ACTIONS À MENER:
**A)** D'après le passage sur le kabuki, en quelle année la prêtresse Okuni a-t-elle inventé cette forme de théâtre ?
**B)** Extrayez du passage sur le kabuki le segment qui commence aux mots « Kurozuka : trois » et s'arrête après « parler d'actualité travestie. », sans y changer un seul mot.

___ PASSAGE FOURNI ___

Kurozuka : trois moines, une ogresse et du kabuki

 

Dans "Kurozuka", l'ogre du Petit Poucet est une ogresse et le kabuki en version 2016 relit les vieilles légendes pour parler d'actualité travestie.

Ennosuke, la version Nô de la pièce. 

Ennosuke, la version Nô de la pièce. 

Originellement, le kabuki au Japon, est le théâtre d'avant-garde, et sa forme épique. Représentant à la fois, le chant, la danse et l'habileté des comédiens, dont seuls les hommes pouvaient jouer des rôles de femme, il se distinguait par des dispositifs scéniques et des maquillages outranciers destinés à souligner les moments forts et les retournements des actions. Mais on oublie souvent qu'il fut inventé par la prêtresse Okuni en 1603 qui se présentait aux spectateurs déguisée en homme, afin de prendre du bon temps dans les bordels environnants. Scandale qui fit remplacer les actrices par de jeunes acteurs jouant leurs rôles, mais comme ceux-ci avaient aussi des mœurs dissolues, le Shogun d'alors décida que ces rôles seraient dorénavant incarnés par des acteurs d'un certain âge, afin que tout rentra dans l'ordre en 1653. Macho, macho men … Longtemps tenant de l'idéologie nationaliste, cette forme de théâtre spécifiquement japonaise et entrée au Patrimoine oral et intemporel de l'Unesco depuis 2005 a retrouvé depuis les années 50 un nouvel éclat, avec des pièces écrites notamment par Yukio Mishima qui œuvra aussi pour la scène du théâtre Nô. Et depuis lors, les metteurs en scène adaptent des pièces du répertoire théâtral du monde entier, en leur donnant la kabuki touch ou, comme ici, adaptant le répertoire classique de leur pays avec une autre approche.

___ DONNÉES FOURNIES ___

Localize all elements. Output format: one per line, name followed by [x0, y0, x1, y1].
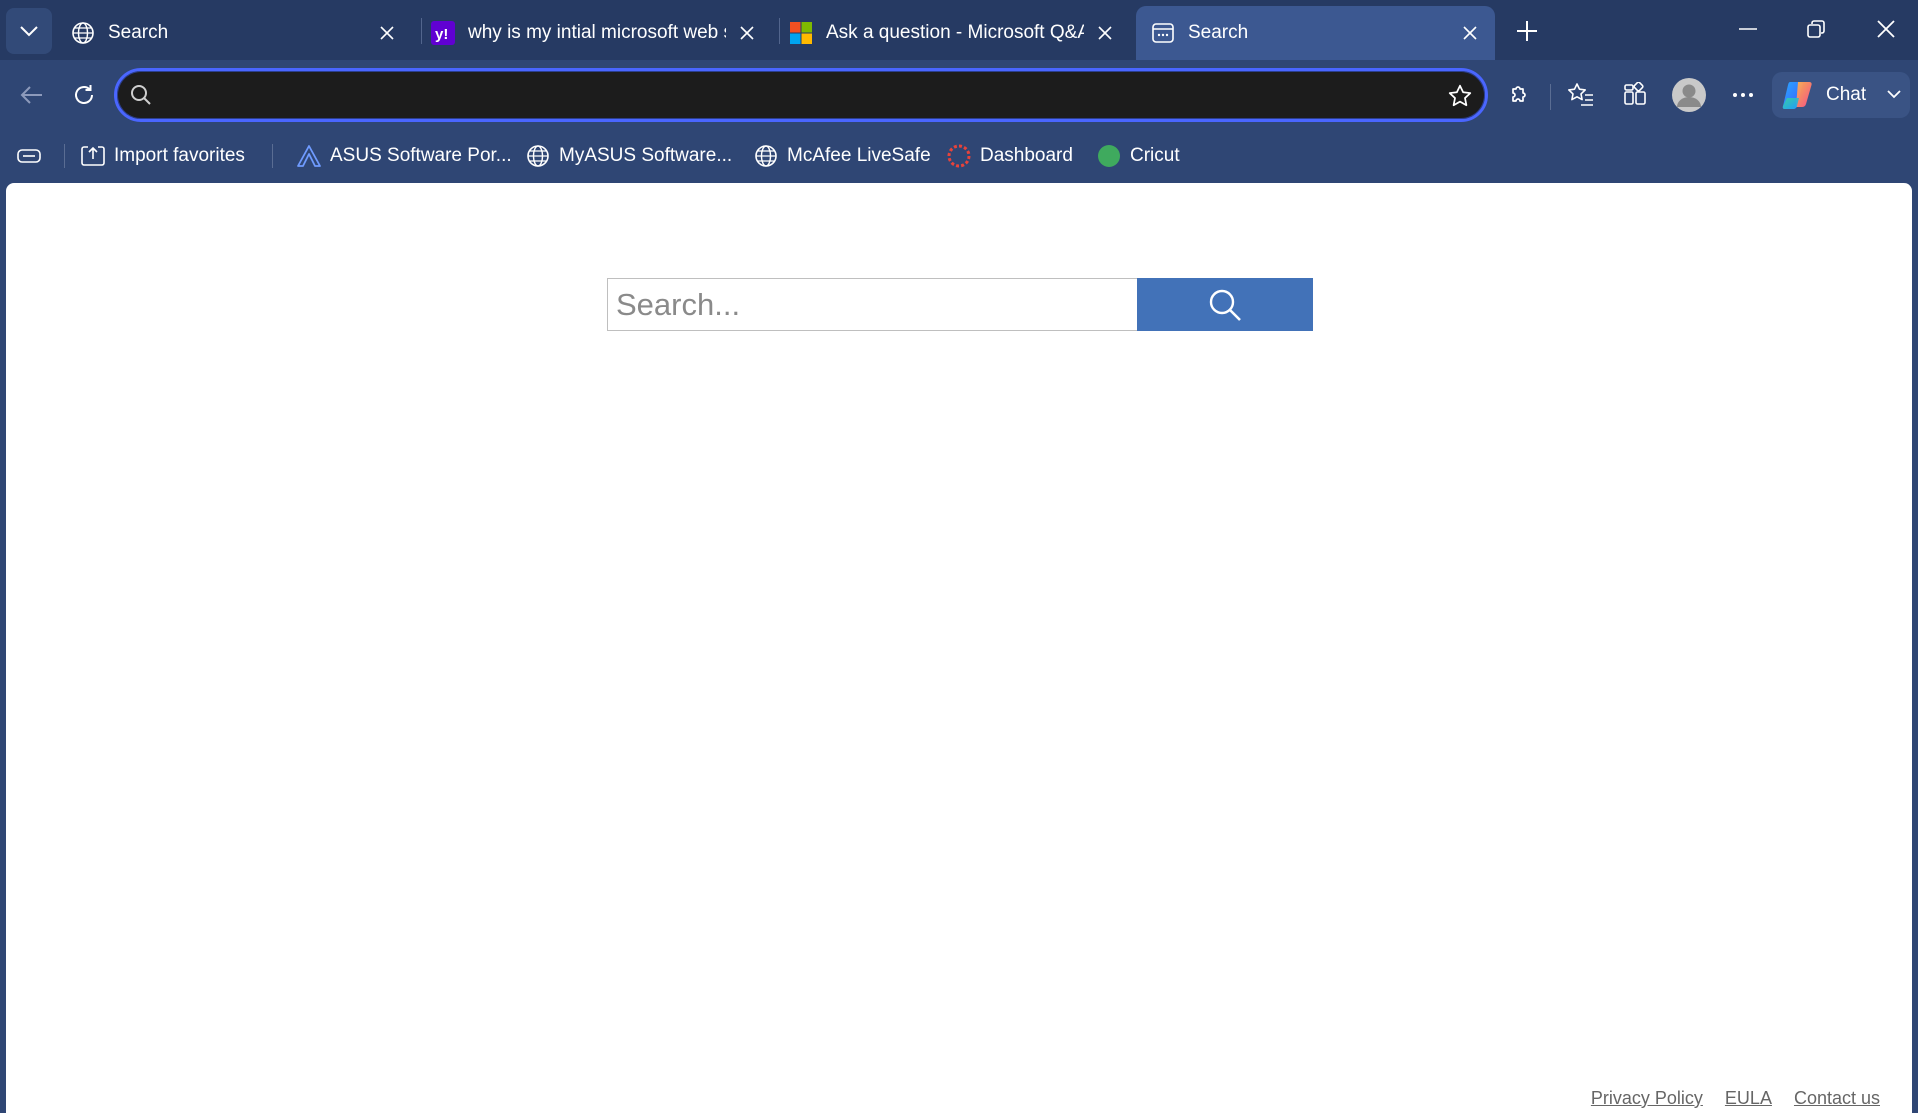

___

RÉPONSES PAR CONSIGNE:
**A)** En 1603.

**B)**
Kurozuka : trois moines, une ogresse et du kabuki

 

Dans "Kurozuka", l'ogre du Petit Poucet est une ogresse et le kabuki en version 2016 relit les vieilles légendes pour parler d'actualité travestie.